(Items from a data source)
********
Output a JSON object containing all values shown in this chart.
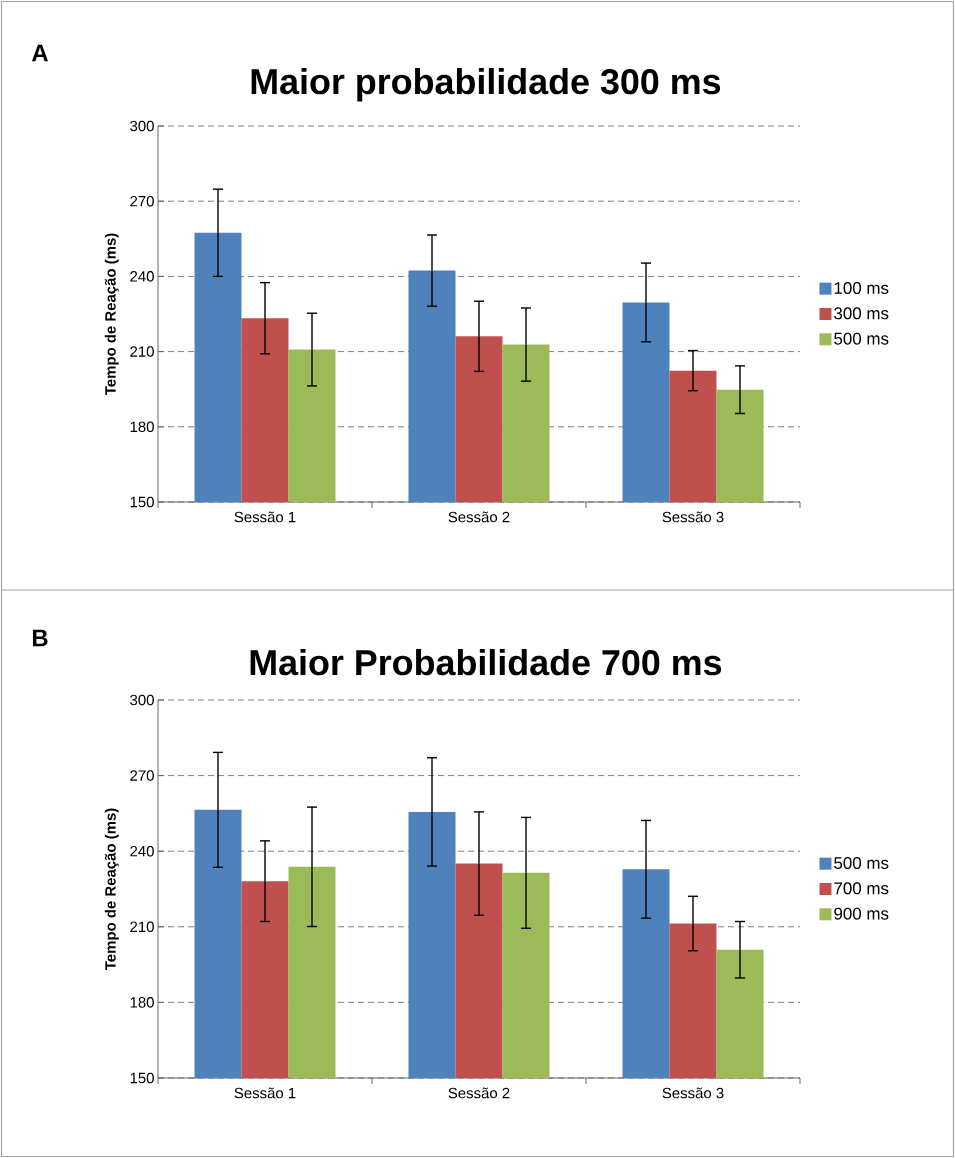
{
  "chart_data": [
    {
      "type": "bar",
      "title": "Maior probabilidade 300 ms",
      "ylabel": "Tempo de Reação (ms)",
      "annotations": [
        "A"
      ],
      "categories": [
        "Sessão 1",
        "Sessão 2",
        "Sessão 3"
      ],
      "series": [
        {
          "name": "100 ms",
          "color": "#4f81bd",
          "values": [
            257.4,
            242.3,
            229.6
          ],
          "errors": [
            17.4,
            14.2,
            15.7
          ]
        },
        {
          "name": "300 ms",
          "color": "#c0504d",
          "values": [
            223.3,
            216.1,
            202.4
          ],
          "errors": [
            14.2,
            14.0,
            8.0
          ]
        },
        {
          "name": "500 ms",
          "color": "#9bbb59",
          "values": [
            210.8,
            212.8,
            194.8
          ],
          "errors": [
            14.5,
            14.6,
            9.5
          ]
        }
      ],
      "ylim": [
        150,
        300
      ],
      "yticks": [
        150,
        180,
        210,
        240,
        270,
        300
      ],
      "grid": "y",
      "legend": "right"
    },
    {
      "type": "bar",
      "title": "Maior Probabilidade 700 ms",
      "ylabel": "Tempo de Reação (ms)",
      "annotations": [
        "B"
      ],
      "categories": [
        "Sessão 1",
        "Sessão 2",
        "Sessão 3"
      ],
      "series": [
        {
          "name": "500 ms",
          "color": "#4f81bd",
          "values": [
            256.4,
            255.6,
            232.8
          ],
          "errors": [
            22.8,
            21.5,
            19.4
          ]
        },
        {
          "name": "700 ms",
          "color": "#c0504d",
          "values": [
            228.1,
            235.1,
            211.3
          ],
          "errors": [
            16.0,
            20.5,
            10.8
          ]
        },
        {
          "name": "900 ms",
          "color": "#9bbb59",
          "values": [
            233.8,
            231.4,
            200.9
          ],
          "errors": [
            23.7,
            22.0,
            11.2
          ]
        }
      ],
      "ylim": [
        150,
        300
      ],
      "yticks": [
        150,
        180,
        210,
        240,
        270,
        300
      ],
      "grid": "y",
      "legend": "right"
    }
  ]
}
********
■ REQUIRED WORK ■
Every record gets retyped exactly; no picture goes into the copy.

■ RESULT FOR THIS EXERCISE ■
Output a JSON object containing all values shown in this chart.
{
  "chart_data": [
    {
      "type": "bar",
      "title": "Maior probabilidade 300 ms",
      "ylabel": "Tempo de Reação (ms)",
      "annotations": [
        "A"
      ],
      "categories": [
        "Sessão 1",
        "Sessão 2",
        "Sessão 3"
      ],
      "series": [
        {
          "name": "100 ms",
          "color": "#4f81bd",
          "values": [
            257.4,
            242.3,
            229.6
          ],
          "errors": [
            17.4,
            14.2,
            15.7
          ]
        },
        {
          "name": "300 ms",
          "color": "#c0504d",
          "values": [
            223.3,
            216.1,
            202.4
          ],
          "errors": [
            14.2,
            14.0,
            8.0
          ]
        },
        {
          "name": "500 ms",
          "color": "#9bbb59",
          "values": [
            210.8,
            212.8,
            194.8
          ],
          "errors": [
            14.5,
            14.6,
            9.5
          ]
        }
      ],
      "ylim": [
        150,
        300
      ],
      "yticks": [
        150,
        180,
        210,
        240,
        270,
        300
      ],
      "grid": "y",
      "legend": "right"
    },
    {
      "type": "bar",
      "title": "Maior Probabilidade 700 ms",
      "ylabel": "Tempo de Reação (ms)",
      "annotations": [
        "B"
      ],
      "categories": [
        "Sessão 1",
        "Sessão 2",
        "Sessão 3"
      ],
      "series": [
        {
          "name": "500 ms",
          "color": "#4f81bd",
          "values": [
            256.4,
            255.6,
            232.8
          ],
          "errors": [
            22.8,
            21.5,
            19.4
          ]
        },
        {
          "name": "700 ms",
          "color": "#c0504d",
          "values": [
            228.1,
            235.1,
            211.3
          ],
          "errors": [
            16.0,
            20.5,
            10.8
          ]
        },
        {
          "name": "900 ms",
          "color": "#9bbb59",
          "values": [
            233.8,
            231.4,
            200.9
          ],
          "errors": [
            23.7,
            22.0,
            11.2
          ]
        }
      ],
      "ylim": [
        150,
        300
      ],
      "yticks": [
        150,
        180,
        210,
        240,
        270,
        300
      ],
      "grid": "y",
      "legend": "right"
    }
  ]
}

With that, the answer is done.